-- start RECORDS SUPPLIED --
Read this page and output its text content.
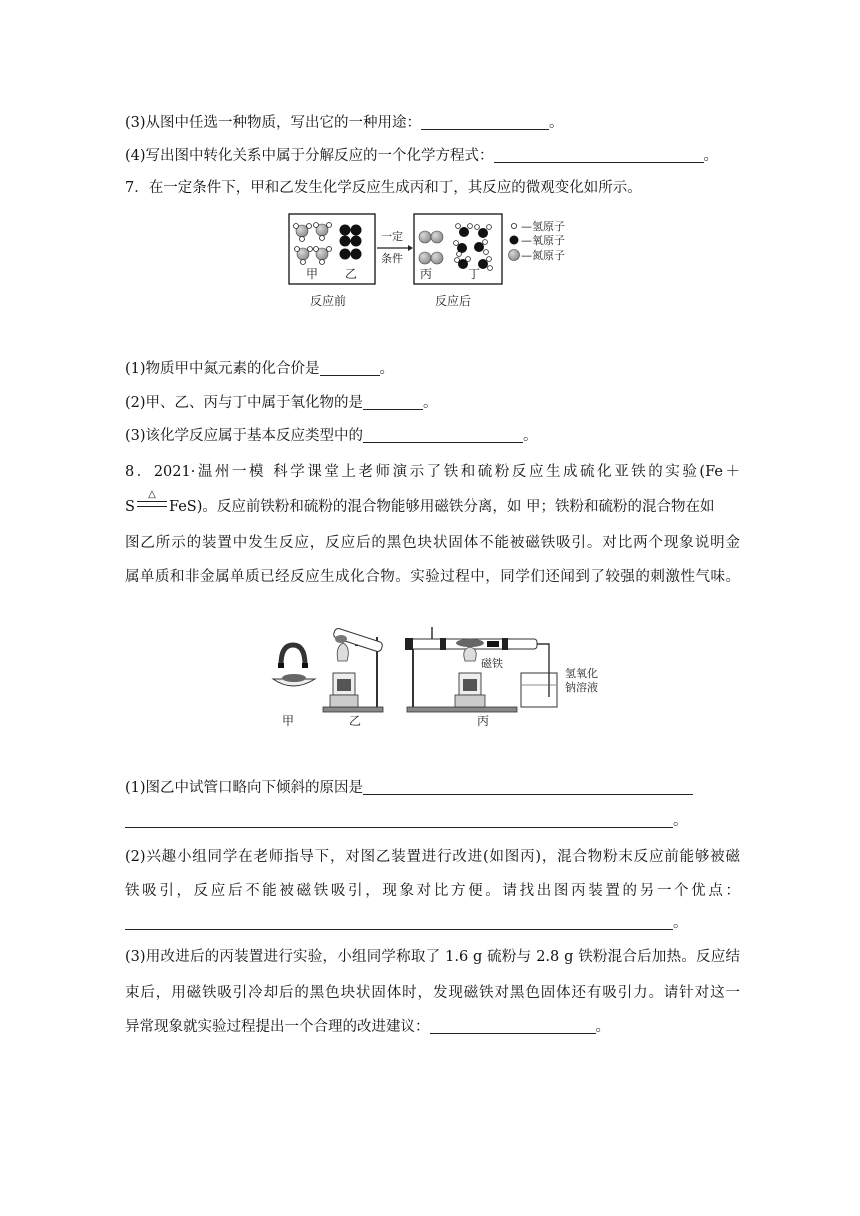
(3)从图中任选一种物质，写出它的一种用途：	。
(4)写出图中转化关系中属于分解反应的一个化学方程式：	。
7．在一定条件下，甲和乙发生化学反应生成丙和丁，其反应的微观变化如所示。
甲 乙
一定
条件
丙	丁
—氢原子
—氧原子
—氮原子
反应前	反应后
(1)物质甲中氮元素的化合价是	。
(2)甲、乙、丙与丁中属于氧化物的是	。
(3)该化学反应属于基本反应类型中的	。
8．2021·温州一模 科学课堂上老师演示了铁和硫粉反应生成硫化亚铁的实验(Fe＋
S
△
FeS)。反应前铁粉和硫粉的混合物能够用磁铁分离，如 甲；铁粉和硫粉的混合物在如
图乙所示的装置中发生反应，反应后的黑色块状固体不能被磁铁吸引。对比两个现象说明金
属单质和非金属单质已经反应生成化合物。实验过程中，同学们还闻到了较强的刺激性气味。
甲	乙
磁铁
氢氧化
钠溶液
丙
(1)图乙中试管口略向下倾斜的原因是
。
(2)兴趣小组同学在老师指导下，对图乙装置进行改进(如图丙)，混合物粉末反应前能够被磁
铁吸引，反应后不能被磁铁吸引，现象对比方便。请找出图丙装置的另一个优点：
。
(3)用改进后的丙装置进行实验，小组同学称取了 1.6 g 硫粉与 2.8 g 铁粉混合后加热。反应结
束后，用磁铁吸引冷却后的黑色块状固体时，发现磁铁对黑色固体还有吸引力。请针对这一
异常现象就实验过程提出一个合理的改进建议：	。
-- end RECORDS SUPPLIED --
▶ YOUR TASK
Nothing in the entries should change as you copy them, except that the pictures are left out.

▶ ANSWER TO THE TASK
Read this page and output its text content.
(3)从图中任选一种物质，写出它的一种用途：	。
(4)写出图中转化关系中属于分解反应的一个化学方程式：	。
7．在一定条件下，甲和乙发生化学反应生成丙和丁，其反应的微观变化如所示。
甲 乙
一定
条件
丙	丁
—氢原子
—氧原子
—氮原子
反应前	反应后
(1)物质甲中氮元素的化合价是	。
(2)甲、乙、丙与丁中属于氧化物的是	。
(3)该化学反应属于基本反应类型中的	。
8．2021·温州一模 科学课堂上老师演示了铁和硫粉反应生成硫化亚铁的实验(Fe＋
S
△
FeS)。反应前铁粉和硫粉的混合物能够用磁铁分离，如 甲；铁粉和硫粉的混合物在如
图乙所示的装置中发生反应，反应后的黑色块状固体不能被磁铁吸引。对比两个现象说明金
属单质和非金属单质已经反应生成化合物。实验过程中，同学们还闻到了较强的刺激性气味。
甲	乙
磁铁
氢氧化
钠溶液
丙
(1)图乙中试管口略向下倾斜的原因是
。
(2)兴趣小组同学在老师指导下，对图乙装置进行改进(如图丙)，混合物粉末反应前能够被磁
铁吸引，反应后不能被磁铁吸引，现象对比方便。请找出图丙装置的另一个优点：
。
(3)用改进后的丙装置进行实验，小组同学称取了 1.6 g 硫粉与 2.8 g 铁粉混合后加热。反应结
束后，用磁铁吸引冷却后的黑色块状固体时，发现磁铁对黑色固体还有吸引力。请针对这一
异常现象就实验过程提出一个合理的改进建议：	。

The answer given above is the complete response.